Gather all lines with "Iron" from the records.

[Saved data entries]
● ● ● ●

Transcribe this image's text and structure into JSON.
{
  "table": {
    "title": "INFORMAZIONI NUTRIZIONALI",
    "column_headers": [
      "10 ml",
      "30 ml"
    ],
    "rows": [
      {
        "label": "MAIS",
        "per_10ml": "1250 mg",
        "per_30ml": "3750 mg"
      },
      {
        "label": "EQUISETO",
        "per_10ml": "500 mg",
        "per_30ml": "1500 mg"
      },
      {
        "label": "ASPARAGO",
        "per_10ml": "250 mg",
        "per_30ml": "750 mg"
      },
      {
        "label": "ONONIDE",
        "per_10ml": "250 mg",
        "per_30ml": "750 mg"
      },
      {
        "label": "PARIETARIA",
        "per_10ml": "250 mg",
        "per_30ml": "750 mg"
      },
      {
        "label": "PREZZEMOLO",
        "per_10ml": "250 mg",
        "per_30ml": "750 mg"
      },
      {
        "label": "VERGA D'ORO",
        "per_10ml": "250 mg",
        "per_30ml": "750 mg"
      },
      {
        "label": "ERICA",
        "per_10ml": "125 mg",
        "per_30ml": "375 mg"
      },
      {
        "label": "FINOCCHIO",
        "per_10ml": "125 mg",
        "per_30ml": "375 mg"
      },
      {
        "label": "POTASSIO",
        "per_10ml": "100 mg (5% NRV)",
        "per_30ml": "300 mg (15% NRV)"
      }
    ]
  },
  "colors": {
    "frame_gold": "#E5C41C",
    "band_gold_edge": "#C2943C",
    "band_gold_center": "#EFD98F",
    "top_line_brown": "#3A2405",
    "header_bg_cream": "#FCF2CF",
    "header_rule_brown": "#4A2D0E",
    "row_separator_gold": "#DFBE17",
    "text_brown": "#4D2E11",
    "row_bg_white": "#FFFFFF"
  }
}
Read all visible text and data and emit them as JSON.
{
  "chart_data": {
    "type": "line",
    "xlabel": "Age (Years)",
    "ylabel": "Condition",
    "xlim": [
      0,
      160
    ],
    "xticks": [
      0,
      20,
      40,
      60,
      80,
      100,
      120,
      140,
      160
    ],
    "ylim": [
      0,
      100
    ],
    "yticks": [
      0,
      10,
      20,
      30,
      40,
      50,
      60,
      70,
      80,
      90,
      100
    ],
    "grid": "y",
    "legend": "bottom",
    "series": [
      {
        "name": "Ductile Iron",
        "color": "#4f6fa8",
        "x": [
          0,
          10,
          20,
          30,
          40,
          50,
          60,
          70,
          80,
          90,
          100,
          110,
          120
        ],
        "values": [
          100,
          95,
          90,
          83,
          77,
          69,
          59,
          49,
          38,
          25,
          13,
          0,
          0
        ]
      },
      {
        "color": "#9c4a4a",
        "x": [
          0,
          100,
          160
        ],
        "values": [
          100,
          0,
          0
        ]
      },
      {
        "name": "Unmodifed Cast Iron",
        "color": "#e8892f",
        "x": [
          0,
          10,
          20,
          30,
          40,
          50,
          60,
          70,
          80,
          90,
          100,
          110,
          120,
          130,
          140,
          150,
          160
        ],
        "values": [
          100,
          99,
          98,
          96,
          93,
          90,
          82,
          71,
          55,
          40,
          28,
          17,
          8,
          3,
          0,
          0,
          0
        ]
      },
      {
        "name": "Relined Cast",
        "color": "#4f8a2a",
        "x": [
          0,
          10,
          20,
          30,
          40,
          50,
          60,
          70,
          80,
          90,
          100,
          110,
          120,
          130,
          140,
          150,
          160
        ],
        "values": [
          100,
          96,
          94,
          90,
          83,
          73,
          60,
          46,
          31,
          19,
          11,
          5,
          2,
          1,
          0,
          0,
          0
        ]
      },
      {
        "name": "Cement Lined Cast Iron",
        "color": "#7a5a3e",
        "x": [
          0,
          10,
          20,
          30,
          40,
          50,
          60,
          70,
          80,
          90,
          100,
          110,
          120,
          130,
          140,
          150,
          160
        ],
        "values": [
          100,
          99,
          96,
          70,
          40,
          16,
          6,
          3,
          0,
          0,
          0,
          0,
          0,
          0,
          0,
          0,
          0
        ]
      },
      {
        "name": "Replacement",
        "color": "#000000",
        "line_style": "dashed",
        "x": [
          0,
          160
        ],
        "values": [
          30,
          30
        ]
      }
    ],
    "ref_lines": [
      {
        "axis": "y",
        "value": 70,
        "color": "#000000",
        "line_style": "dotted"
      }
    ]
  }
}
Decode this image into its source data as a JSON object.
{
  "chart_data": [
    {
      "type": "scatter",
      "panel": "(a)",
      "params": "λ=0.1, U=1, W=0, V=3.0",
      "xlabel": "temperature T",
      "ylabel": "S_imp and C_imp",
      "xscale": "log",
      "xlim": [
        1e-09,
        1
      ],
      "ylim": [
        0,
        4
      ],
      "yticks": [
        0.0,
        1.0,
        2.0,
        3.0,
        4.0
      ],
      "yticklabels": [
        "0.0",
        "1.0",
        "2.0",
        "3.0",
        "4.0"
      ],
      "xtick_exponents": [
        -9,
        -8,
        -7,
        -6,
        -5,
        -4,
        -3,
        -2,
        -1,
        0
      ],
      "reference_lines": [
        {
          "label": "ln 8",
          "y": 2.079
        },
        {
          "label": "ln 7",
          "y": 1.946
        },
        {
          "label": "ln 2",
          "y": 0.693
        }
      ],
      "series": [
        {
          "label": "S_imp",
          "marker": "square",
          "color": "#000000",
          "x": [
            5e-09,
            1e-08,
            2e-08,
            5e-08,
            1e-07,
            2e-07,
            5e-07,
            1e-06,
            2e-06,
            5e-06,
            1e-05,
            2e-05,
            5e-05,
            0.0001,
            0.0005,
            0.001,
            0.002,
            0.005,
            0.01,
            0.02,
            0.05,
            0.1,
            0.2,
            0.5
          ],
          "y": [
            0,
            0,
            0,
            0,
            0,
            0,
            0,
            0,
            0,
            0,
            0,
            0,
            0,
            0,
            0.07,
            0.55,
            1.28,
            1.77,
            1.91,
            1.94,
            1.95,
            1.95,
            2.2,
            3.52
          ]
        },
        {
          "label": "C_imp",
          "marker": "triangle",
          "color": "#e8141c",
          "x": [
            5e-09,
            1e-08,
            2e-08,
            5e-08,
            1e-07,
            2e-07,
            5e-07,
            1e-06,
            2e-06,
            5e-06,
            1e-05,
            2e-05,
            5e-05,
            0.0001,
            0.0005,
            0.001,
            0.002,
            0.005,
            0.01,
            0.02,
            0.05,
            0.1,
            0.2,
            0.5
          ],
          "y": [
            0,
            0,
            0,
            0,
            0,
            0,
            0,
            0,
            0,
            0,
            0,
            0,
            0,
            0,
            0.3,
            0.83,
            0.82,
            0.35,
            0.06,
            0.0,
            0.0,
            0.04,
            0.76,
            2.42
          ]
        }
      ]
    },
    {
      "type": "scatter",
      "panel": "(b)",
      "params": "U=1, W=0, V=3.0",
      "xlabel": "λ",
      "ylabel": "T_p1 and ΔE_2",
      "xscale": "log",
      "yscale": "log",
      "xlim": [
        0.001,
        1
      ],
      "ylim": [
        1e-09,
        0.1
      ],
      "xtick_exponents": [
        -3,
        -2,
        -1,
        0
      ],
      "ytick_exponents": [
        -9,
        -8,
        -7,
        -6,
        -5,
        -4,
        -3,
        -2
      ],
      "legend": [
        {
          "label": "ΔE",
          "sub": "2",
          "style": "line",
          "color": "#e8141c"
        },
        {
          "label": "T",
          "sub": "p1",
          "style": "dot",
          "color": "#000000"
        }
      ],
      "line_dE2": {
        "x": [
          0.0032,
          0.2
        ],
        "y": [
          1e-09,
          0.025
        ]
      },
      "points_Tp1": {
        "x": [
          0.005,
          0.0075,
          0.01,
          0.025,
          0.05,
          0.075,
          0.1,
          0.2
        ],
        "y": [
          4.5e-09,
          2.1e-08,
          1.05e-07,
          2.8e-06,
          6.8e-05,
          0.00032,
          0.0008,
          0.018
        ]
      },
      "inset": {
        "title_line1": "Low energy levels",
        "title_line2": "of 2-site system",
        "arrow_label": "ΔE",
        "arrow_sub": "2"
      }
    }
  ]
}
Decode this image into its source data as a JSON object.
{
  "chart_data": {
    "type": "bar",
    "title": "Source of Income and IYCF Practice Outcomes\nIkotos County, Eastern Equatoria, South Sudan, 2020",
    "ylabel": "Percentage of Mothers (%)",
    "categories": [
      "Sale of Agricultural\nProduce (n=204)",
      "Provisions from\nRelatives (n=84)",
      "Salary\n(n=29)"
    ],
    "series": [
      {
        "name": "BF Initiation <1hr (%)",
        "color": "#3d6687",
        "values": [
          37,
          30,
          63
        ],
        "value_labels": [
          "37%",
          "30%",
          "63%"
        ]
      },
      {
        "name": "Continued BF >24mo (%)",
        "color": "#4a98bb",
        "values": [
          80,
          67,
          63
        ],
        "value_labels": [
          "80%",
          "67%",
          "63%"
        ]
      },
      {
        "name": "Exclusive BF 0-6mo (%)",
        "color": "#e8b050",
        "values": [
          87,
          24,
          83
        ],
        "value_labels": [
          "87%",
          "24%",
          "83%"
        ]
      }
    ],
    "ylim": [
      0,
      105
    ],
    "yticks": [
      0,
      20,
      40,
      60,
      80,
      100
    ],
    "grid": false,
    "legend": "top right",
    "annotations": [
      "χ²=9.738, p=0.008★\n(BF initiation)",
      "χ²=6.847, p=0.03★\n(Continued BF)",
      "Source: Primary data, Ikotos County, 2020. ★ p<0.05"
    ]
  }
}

● ● ● ●

◆ Finished exercise
        "name": "Ductile Iron",
        "name": "Unmodifed Cast Iron",
        "name": "Cement Lined Cast Iron",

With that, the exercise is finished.